---------- SUPPLIED INFORMATION
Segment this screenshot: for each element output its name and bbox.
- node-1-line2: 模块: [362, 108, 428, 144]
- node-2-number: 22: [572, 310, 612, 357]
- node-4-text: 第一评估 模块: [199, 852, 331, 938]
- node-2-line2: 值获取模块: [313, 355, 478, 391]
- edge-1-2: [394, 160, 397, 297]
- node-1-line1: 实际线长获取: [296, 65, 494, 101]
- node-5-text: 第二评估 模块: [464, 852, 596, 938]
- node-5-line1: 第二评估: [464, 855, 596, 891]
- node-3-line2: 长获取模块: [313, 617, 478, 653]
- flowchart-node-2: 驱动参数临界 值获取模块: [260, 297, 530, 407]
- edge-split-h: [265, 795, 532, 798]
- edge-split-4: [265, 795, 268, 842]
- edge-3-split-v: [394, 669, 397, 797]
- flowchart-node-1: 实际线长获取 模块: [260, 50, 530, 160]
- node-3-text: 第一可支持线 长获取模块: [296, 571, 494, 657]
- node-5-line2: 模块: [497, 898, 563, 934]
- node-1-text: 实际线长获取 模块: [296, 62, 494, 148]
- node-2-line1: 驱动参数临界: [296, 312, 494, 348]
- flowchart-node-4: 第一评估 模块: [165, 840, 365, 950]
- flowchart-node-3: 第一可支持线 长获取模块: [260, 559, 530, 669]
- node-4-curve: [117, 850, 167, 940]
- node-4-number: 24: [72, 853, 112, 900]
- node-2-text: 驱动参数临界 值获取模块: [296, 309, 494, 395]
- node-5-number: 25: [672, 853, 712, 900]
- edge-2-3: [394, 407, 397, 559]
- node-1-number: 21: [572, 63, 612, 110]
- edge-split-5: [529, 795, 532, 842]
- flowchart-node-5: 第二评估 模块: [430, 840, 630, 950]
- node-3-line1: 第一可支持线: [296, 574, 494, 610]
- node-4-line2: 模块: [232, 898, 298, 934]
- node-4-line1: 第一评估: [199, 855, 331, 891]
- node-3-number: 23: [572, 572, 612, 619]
--------------------
- [TASK TO COMPLETE]:
Reproduce all of the entries above, swapping every instance of "flowchart-node" for "diagram-node" and leaving everything else unchanged.

- [WRITTEN SOLUTION]:
Segment this screenshot: for each element output its name and bbox.
- node-1-line2: 模块: [362, 108, 428, 144]
- node-2-number: 22: [572, 310, 612, 357]
- node-4-text: 第一评估 模块: [199, 852, 331, 938]
- node-2-line2: 值获取模块: [313, 355, 478, 391]
- edge-1-2: [394, 160, 397, 297]
- node-1-line1: 实际线长获取: [296, 65, 494, 101]
- node-5-text: 第二评估 模块: [464, 852, 596, 938]
- node-5-line1: 第二评估: [464, 855, 596, 891]
- node-3-line2: 长获取模块: [313, 617, 478, 653]
- diagram-node-2: 驱动参数临界 值获取模块: [260, 297, 530, 407]
- edge-split-h: [265, 795, 532, 798]
- edge-split-4: [265, 795, 268, 842]
- edge-3-split-v: [394, 669, 397, 797]
- diagram-node-1: 实际线长获取 模块: [260, 50, 530, 160]
- node-3-text: 第一可支持线 长获取模块: [296, 571, 494, 657]
- node-5-line2: 模块: [497, 898, 563, 934]
- node-1-text: 实际线长获取 模块: [296, 62, 494, 148]
- node-2-line1: 驱动参数临界: [296, 312, 494, 348]
- diagram-node-4: 第一评估 模块: [165, 840, 365, 950]
- diagram-node-3: 第一可支持线 长获取模块: [260, 559, 530, 669]
- node-4-curve: [117, 850, 167, 940]
- node-4-number: 24: [72, 853, 112, 900]
- node-2-text: 驱动参数临界 值获取模块: [296, 309, 494, 395]
- node-5-number: 25: [672, 853, 712, 900]
- edge-2-3: [394, 407, 397, 559]
- node-1-number: 21: [572, 63, 612, 110]
- edge-split-5: [529, 795, 532, 842]
- diagram-node-5: 第二评估 模块: [430, 840, 630, 950]
- node-3-line1: 第一可支持线: [296, 574, 494, 610]
- node-4-line2: 模块: [232, 898, 298, 934]
- node-4-line1: 第一评估: [199, 855, 331, 891]
- node-3-number: 23: [572, 572, 612, 619]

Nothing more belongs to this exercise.